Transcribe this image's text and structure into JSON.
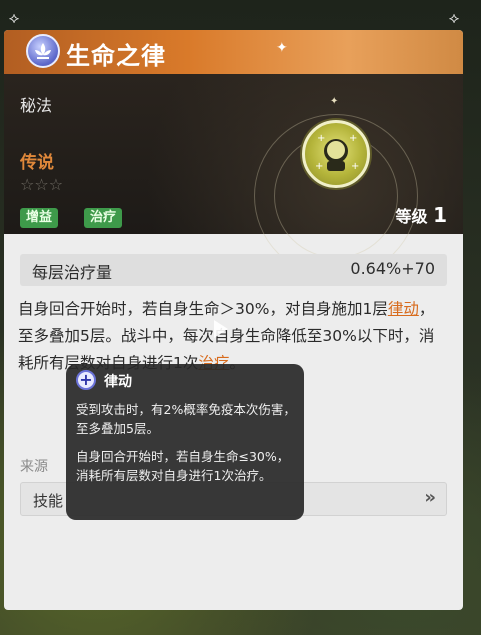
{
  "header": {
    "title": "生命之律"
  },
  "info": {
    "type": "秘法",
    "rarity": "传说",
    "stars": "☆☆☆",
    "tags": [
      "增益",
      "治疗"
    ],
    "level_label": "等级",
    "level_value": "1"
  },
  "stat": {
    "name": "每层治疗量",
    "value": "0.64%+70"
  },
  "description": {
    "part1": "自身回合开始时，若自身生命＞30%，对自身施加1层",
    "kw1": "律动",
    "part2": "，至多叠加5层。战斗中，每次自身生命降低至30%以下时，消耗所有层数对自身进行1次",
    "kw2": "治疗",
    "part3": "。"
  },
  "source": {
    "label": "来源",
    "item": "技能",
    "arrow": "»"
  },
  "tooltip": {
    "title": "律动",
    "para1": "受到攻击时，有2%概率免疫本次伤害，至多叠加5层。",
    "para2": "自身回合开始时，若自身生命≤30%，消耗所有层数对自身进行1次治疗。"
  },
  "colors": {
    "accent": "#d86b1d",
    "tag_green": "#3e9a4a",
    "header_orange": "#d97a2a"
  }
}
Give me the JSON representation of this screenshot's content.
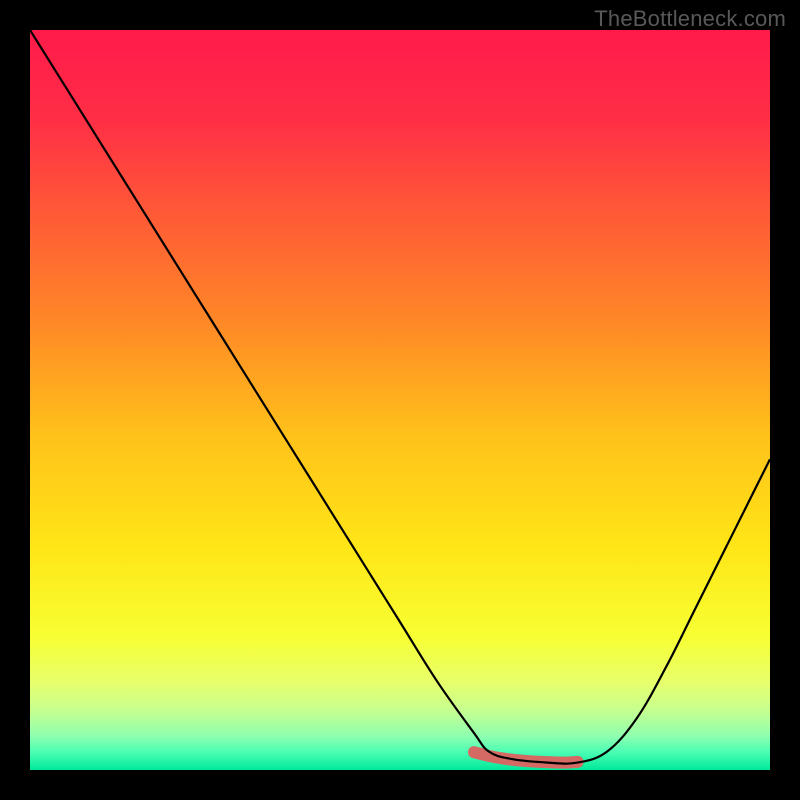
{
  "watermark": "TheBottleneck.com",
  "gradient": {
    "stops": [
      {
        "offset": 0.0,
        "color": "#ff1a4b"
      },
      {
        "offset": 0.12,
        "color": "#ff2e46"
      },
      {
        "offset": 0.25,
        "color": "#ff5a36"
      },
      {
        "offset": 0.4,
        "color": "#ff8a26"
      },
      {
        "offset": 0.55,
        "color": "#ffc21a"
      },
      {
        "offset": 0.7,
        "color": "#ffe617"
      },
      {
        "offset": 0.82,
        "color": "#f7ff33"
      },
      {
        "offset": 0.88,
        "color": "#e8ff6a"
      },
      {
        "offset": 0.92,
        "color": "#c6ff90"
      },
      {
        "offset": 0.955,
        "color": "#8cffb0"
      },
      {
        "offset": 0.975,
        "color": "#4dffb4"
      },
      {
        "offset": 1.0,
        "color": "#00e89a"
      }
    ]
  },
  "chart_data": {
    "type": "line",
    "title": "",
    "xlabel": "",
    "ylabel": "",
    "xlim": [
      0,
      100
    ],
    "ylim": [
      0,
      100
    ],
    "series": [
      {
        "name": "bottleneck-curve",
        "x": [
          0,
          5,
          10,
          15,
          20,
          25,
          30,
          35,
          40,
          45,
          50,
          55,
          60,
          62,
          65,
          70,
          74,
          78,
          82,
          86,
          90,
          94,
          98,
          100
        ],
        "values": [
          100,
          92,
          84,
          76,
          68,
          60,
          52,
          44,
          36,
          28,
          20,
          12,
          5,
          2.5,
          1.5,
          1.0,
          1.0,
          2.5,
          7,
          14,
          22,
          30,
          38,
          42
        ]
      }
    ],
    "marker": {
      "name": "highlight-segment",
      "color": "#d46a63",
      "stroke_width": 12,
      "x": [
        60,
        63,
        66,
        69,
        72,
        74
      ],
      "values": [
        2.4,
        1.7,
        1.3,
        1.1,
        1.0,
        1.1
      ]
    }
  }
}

○ ○ ○ ○ ○ ○ ○

Which lines in the data above contain "offset"? Show each one.

        "offset": 0.0,
        "offset": 0.12,
        "offset": 0.25,
        "offset": 0.4,
        "offset": 0.55,
        "offset": 0.7,
        "offset": 0.82,
        "offset": 0.88,
        "offset": 0.92,
        "offset": 0.955,
        "offset": 0.975,
        "offset": 1.0,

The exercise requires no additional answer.